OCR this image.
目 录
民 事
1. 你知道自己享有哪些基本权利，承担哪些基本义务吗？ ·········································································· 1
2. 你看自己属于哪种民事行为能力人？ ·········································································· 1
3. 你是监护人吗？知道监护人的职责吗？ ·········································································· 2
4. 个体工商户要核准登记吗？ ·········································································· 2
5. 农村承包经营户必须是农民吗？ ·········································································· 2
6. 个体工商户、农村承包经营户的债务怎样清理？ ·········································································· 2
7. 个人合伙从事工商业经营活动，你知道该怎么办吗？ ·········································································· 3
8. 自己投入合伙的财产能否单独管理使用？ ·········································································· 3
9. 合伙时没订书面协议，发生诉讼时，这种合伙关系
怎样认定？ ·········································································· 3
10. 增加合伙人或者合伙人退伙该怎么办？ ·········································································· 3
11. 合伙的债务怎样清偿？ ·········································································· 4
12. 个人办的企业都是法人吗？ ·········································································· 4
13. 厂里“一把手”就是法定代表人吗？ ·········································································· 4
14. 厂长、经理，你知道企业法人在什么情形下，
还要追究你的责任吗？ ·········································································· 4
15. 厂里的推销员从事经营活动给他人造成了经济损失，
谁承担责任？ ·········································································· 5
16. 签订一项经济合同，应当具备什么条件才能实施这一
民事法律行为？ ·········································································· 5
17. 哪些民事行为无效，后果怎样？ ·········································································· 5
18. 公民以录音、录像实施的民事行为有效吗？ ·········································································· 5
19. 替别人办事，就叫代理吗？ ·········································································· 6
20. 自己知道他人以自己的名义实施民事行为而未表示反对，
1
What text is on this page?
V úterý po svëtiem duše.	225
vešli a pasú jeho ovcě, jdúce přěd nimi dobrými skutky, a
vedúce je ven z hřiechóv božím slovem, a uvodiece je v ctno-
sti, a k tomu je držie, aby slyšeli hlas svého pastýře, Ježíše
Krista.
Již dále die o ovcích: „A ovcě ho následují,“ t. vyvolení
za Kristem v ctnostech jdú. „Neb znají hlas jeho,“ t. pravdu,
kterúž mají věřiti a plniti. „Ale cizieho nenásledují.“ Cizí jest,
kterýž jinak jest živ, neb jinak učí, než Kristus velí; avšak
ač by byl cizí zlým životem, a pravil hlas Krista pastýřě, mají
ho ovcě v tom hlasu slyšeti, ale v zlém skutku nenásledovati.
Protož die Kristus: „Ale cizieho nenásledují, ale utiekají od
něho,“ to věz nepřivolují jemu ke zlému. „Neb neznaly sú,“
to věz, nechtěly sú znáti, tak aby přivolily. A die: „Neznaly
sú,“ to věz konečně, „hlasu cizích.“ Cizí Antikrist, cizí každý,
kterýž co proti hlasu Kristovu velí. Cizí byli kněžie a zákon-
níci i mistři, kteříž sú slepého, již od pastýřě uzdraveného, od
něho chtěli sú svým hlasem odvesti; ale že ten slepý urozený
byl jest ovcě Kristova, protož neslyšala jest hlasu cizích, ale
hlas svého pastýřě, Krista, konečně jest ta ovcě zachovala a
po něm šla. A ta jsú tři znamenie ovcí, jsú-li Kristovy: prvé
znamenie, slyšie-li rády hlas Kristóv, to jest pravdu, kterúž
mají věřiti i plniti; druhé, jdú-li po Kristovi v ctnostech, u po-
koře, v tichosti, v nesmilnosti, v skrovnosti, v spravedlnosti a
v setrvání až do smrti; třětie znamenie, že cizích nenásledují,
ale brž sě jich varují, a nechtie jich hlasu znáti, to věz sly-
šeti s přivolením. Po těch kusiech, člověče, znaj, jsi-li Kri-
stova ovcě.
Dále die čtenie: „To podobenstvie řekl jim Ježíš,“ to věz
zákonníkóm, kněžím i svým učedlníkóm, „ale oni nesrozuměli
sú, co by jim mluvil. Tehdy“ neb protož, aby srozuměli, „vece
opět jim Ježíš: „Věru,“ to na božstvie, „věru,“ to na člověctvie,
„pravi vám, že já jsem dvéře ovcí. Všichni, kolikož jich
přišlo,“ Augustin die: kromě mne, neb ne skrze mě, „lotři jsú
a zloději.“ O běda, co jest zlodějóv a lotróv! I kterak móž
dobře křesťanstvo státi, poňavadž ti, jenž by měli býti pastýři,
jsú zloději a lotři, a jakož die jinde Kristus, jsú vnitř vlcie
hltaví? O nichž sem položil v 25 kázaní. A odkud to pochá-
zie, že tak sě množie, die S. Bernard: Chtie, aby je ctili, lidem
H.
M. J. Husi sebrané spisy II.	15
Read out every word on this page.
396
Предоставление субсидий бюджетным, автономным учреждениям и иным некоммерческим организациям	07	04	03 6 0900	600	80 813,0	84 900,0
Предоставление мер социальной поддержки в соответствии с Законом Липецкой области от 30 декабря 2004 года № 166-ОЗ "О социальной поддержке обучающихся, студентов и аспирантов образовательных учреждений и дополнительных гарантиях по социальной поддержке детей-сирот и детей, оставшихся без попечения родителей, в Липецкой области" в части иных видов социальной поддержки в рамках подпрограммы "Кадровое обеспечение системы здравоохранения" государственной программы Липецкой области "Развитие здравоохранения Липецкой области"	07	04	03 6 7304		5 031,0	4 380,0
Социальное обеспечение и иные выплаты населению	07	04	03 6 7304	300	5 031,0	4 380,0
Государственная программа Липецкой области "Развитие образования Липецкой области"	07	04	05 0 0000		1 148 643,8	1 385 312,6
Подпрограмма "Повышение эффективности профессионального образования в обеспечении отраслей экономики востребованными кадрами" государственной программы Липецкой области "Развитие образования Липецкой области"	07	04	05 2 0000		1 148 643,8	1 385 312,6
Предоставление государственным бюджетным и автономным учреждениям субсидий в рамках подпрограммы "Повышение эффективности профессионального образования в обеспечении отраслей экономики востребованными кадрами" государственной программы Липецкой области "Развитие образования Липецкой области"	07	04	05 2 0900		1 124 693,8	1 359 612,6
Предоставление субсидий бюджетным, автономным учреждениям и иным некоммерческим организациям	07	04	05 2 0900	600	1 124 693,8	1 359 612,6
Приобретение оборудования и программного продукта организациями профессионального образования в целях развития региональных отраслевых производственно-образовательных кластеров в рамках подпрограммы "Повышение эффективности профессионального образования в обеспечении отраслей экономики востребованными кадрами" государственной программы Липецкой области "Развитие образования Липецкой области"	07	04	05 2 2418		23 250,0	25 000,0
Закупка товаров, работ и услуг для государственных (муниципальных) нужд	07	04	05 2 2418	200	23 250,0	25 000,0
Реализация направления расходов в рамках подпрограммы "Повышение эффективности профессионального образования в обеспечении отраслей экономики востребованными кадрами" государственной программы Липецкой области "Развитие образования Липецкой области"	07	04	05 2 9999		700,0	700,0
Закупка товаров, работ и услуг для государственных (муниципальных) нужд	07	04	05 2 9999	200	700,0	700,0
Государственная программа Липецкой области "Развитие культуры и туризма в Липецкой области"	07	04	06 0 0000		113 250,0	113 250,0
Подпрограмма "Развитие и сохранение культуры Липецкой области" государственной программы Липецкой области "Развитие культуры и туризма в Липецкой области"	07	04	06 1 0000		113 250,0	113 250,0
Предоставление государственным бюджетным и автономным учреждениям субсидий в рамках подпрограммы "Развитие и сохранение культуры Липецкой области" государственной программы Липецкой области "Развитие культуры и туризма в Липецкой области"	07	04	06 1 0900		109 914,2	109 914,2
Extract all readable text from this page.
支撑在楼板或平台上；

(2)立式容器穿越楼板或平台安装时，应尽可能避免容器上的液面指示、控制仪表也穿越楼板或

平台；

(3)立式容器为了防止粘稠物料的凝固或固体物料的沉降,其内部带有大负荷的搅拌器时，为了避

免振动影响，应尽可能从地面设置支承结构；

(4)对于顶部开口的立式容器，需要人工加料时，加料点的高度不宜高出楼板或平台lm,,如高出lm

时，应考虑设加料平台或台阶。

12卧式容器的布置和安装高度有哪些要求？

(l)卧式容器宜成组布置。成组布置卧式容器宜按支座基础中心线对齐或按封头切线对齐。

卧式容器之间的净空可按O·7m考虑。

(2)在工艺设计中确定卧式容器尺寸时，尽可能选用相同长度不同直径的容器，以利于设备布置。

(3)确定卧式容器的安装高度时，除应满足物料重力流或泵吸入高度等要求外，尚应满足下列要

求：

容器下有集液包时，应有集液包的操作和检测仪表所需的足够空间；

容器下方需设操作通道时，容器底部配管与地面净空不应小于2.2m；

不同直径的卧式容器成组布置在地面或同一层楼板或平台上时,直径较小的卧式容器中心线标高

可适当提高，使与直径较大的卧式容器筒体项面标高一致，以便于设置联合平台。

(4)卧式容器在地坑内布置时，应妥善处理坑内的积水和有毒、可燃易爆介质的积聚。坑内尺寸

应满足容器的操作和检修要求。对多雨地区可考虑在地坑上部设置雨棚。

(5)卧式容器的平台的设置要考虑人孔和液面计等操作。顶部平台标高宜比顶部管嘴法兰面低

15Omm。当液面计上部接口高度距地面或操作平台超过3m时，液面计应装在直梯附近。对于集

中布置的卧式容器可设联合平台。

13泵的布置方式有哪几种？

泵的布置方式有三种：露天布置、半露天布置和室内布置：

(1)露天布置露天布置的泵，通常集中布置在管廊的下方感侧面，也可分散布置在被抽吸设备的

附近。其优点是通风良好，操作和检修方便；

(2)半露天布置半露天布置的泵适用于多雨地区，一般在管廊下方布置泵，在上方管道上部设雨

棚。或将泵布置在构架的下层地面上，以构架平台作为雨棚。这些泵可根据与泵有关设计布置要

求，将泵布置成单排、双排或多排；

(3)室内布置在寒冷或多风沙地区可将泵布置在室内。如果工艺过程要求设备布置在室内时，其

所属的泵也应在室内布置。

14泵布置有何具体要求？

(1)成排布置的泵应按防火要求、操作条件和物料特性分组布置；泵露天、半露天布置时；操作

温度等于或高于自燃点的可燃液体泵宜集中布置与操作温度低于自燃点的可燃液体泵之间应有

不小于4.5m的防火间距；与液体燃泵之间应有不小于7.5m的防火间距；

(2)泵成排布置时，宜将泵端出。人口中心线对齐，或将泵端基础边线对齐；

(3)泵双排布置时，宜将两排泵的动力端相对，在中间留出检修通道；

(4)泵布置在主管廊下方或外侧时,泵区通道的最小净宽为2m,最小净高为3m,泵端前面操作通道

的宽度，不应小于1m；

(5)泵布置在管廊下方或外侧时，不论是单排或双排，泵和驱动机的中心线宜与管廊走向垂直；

→ EXERCISE REQUIREMENTS: Go through the records line by line and count those containing the string "lotři". Give only the total.

→ FINISHED ANSWER: 2